## start Stored rows

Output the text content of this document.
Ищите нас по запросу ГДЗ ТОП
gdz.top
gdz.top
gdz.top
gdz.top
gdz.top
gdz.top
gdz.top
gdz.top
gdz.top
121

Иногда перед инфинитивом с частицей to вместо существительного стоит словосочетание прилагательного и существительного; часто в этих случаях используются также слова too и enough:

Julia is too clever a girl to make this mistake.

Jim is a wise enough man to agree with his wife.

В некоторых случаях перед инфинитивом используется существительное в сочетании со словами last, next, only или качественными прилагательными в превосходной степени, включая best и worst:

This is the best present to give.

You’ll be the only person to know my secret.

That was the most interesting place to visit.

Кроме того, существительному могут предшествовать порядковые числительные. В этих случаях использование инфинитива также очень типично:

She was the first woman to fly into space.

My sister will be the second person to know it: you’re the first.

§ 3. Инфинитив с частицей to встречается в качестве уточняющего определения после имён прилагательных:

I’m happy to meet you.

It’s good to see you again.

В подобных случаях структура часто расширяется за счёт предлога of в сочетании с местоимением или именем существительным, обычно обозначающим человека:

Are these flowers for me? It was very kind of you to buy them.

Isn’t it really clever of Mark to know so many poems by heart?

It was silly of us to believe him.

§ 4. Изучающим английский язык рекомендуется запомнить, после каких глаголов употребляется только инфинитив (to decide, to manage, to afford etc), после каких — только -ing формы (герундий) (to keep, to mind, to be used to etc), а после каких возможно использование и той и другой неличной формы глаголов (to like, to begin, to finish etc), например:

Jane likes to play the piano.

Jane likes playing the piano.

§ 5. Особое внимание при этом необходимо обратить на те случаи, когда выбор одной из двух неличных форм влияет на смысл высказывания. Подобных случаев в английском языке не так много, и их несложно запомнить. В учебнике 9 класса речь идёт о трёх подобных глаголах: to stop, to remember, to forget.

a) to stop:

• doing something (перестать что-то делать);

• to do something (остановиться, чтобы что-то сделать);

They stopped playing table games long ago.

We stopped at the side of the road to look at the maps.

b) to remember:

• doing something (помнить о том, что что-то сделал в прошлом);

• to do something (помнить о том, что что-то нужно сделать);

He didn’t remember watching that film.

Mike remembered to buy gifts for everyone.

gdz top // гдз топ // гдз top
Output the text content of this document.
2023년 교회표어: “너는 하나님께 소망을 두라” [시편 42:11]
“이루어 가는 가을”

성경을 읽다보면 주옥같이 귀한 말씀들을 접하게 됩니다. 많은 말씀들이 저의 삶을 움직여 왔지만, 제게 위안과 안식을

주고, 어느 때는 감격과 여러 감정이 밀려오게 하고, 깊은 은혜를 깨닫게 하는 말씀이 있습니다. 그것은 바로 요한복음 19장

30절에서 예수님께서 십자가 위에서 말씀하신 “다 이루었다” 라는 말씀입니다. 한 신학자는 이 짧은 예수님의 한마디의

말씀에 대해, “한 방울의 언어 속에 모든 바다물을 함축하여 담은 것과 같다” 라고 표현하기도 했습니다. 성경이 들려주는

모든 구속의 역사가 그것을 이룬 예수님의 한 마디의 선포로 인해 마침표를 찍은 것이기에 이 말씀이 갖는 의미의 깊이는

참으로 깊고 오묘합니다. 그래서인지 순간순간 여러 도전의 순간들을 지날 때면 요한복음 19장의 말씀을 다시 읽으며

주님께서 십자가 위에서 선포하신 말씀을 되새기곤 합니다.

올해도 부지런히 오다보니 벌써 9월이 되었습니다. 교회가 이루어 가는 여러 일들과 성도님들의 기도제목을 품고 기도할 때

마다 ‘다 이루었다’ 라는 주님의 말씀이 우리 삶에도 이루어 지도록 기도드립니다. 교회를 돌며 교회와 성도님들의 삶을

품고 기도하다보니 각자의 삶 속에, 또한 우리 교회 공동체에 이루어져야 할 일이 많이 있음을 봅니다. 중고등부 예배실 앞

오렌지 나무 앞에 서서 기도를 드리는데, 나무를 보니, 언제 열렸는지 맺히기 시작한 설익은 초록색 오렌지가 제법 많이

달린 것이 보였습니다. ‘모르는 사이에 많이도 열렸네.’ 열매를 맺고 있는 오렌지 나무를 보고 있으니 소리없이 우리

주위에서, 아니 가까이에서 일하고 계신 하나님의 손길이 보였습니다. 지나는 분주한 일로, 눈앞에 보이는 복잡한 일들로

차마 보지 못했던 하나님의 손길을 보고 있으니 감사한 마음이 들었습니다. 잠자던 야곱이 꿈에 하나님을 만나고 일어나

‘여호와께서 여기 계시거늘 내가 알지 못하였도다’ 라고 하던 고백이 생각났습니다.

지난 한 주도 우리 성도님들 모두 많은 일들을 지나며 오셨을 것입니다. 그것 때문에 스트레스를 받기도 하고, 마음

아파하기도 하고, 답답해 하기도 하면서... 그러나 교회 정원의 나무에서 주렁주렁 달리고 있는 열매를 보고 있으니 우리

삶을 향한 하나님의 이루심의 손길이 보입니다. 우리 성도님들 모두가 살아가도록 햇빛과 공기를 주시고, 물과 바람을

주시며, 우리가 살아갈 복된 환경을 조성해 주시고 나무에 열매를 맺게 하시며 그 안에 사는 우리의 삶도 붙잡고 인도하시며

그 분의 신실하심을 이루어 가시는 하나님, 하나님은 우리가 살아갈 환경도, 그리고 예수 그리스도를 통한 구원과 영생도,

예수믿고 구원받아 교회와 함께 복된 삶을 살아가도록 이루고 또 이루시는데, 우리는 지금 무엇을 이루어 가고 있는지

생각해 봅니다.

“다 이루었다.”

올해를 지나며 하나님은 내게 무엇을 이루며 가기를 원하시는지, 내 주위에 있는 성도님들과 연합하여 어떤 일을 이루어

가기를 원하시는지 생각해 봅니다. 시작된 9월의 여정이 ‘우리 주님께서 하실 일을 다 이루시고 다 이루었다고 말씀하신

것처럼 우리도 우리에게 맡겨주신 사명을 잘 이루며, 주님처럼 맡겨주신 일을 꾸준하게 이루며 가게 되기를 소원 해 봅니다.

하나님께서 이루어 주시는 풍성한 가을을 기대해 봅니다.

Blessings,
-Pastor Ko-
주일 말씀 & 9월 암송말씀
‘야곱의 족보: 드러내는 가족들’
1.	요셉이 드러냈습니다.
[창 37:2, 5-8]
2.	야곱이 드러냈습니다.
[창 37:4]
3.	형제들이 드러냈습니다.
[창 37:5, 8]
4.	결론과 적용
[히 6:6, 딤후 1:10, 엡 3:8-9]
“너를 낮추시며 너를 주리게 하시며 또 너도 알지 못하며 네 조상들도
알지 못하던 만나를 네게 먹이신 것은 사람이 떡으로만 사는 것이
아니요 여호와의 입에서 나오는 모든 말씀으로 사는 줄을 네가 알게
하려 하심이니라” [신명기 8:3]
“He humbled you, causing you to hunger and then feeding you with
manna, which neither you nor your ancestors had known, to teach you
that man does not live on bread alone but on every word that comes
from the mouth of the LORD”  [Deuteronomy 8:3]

## end Stored rows

What is needed
Report all lines of the data that include the word "частицей".

Answer to the task
Иногда перед инфинитивом с частицей to вместо существительного стоит словосочетание прилагательного и существительного; часто в этих случаях используются также слова too и enough:
§ 3. Инфинитив с частицей to встречается в качестве уточняющего определения после имён прилагательных:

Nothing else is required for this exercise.